• **WRITTEN PROBLEM**
Transcribe the material below exactly as it appears.

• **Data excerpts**
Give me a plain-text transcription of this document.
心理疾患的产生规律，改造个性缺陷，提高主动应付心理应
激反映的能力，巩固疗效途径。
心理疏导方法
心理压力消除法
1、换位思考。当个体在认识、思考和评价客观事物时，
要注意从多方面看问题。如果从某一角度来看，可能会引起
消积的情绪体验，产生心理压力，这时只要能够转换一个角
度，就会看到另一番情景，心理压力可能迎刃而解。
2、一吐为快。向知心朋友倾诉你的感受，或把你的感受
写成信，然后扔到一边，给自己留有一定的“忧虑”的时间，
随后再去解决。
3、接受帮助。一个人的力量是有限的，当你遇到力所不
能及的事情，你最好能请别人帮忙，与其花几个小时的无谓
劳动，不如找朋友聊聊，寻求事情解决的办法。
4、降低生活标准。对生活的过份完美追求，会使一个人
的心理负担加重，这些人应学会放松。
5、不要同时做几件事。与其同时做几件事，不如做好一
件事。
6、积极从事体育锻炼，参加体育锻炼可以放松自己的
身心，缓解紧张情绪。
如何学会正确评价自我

• **COMPLETE RESPONSE**
Give me a plain-text transcription of this document.
心理疾患的产生规律，改造个性缺陷，提高主动应付心理应
激反映的能力，巩固疗效途径。
心理疏导方法
心理压力消除法
1、换位思考。当个体在认识、思考和评价客观事物时，
要注意从多方面看问题。如果从某一角度来看，可能会引起
消积的情绪体验，产生心理压力，这时只要能够转换一个角
度，就会看到另一番情景，心理压力可能迎刃而解。
2、一吐为快。向知心朋友倾诉你的感受，或把你的感受
写成信，然后扔到一边，给自己留有一定的“忧虑”的时间，
随后再去解决。
3、接受帮助。一个人的力量是有限的，当你遇到力所不
能及的事情，你最好能请别人帮忙，与其花几个小时的无谓
劳动，不如找朋友聊聊，寻求事情解决的办法。
4、降低生活标准。对生活的过份完美追求，会使一个人
的心理负担加重，这些人应学会放松。
5、不要同时做几件事。与其同时做几件事，不如做好一
件事。
6、积极从事体育锻炼，参加体育锻炼可以放松自己的
身心，缓解紧张情绪。
如何学会正确评价自我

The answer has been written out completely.